Task statement: Convert the lines, starting with the line that contains "Patent image size: (854, 412)." and going on through the line that contains "The insulating seal", both included, into a Markdown table with two columns, Row and Line. Number each row and leave out blank lines.

>> Begin Materials provided

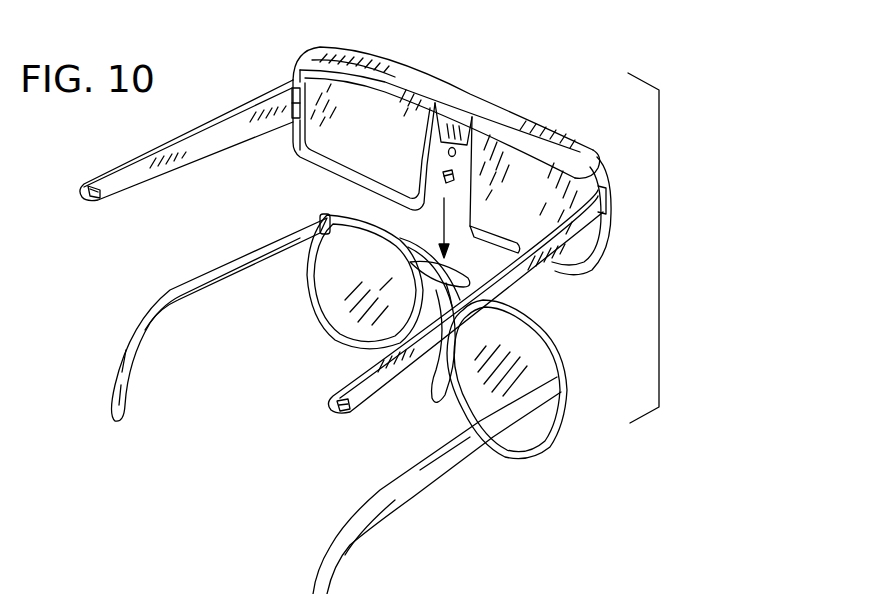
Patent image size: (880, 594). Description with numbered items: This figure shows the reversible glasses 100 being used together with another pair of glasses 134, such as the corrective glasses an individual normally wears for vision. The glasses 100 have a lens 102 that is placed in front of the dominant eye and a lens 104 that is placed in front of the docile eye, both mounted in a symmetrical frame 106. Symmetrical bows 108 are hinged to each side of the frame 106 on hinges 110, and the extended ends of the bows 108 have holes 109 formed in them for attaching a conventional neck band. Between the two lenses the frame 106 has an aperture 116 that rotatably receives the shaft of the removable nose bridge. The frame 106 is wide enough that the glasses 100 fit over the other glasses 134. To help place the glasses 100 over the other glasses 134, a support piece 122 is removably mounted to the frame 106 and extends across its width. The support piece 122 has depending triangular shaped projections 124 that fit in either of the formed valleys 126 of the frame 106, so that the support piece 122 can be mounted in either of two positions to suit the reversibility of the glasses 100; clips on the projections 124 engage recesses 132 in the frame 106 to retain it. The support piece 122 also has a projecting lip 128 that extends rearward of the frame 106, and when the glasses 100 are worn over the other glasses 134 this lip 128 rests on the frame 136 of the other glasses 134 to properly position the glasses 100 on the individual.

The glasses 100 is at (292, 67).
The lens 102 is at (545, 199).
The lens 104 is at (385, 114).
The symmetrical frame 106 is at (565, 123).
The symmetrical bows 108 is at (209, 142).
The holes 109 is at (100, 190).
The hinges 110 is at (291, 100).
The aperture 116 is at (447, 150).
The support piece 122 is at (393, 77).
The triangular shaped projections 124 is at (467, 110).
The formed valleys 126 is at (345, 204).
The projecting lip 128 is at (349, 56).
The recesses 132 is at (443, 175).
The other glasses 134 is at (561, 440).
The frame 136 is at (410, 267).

>> End Materials provided
>> Begin Materials provided

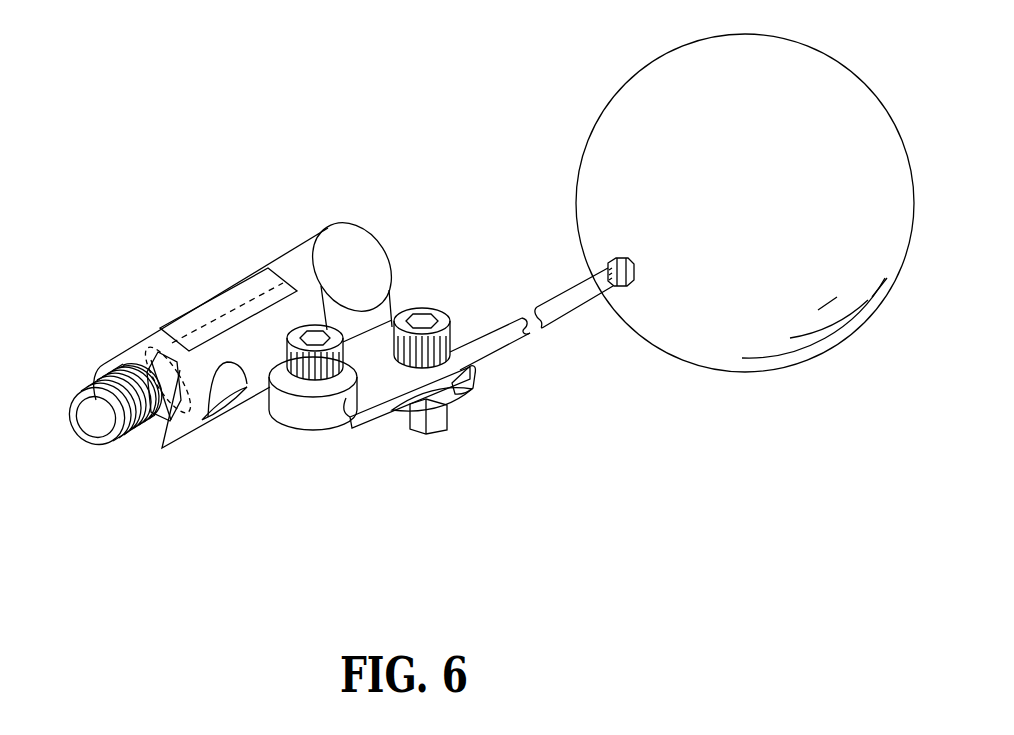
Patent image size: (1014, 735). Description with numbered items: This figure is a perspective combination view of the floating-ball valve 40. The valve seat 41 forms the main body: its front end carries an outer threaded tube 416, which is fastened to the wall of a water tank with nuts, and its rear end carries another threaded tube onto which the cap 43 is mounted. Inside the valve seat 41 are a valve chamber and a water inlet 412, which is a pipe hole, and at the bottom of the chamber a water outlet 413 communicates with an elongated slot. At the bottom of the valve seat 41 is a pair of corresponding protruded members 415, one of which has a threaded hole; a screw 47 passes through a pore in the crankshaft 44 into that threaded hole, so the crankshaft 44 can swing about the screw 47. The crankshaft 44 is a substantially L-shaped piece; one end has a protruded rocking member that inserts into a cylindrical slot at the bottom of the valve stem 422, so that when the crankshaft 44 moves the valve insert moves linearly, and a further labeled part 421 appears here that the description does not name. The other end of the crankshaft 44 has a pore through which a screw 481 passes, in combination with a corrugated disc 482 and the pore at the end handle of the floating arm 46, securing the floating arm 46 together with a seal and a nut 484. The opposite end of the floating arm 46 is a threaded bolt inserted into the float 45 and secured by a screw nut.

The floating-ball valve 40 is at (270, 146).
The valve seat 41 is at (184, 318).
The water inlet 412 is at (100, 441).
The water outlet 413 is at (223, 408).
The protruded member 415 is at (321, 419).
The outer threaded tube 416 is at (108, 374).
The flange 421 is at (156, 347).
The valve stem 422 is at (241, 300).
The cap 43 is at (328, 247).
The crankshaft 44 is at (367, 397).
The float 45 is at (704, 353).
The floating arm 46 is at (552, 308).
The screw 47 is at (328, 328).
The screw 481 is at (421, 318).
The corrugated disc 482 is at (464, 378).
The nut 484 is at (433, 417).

>> End Materials provided
>> Begin Materials provided

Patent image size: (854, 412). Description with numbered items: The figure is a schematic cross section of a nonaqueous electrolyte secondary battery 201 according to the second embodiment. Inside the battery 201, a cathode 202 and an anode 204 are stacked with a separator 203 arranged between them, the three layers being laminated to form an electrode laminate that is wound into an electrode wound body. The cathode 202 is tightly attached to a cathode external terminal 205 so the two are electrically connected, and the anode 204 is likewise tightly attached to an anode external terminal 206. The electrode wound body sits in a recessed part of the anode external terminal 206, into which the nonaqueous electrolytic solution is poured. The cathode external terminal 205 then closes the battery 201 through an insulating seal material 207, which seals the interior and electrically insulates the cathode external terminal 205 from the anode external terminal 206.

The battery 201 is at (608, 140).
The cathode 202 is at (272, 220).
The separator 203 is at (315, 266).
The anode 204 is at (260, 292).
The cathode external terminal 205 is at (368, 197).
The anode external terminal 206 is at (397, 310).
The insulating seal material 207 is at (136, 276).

>> End Materials provided

Answer in full:
| Row | Line |
|---|---|
| 1 | Patent image size: (854, 412). Description with numbered items: The figure is a schematic cross section of a nonaqueous electrolyte secondary battery 201 according to the second embodiment. Inside the battery 201, a cathode 202 and an anode 204 are stacked with a separator 203 arranged between them, the three layers being laminated to form an electrode laminate that is wound into an electrode wound body. The cathode 202 is tightly attached to a cathode external terminal 205 so the two are electrically connected, and the anode 204 is likewise tightly attached to an anode external terminal 206. The electrode wound body sits in a recessed part of the anode external terminal 206, into which the nonaqueous electrolytic solution is poured. The cathode external terminal 205 then closes the battery 201 through an insulating seal material 207, which seals the interior and electrically insulates the cathode external terminal 205 from the anode external terminal 206. |
| 2 | The battery 201 is at (608, 140). |
| 3 | The cathode 202 is at (272, 220). |
| 4 | The separator 203 is at (315, 266). |
| 5 | The anode 204 is at (260, 292). |
| 6 | The cathode external terminal 205 is at (368, 197). |
| 7 | The anode external terminal 206 is at (397, 310). |
| 8 | The insulating seal material 207 is at (136, 276). |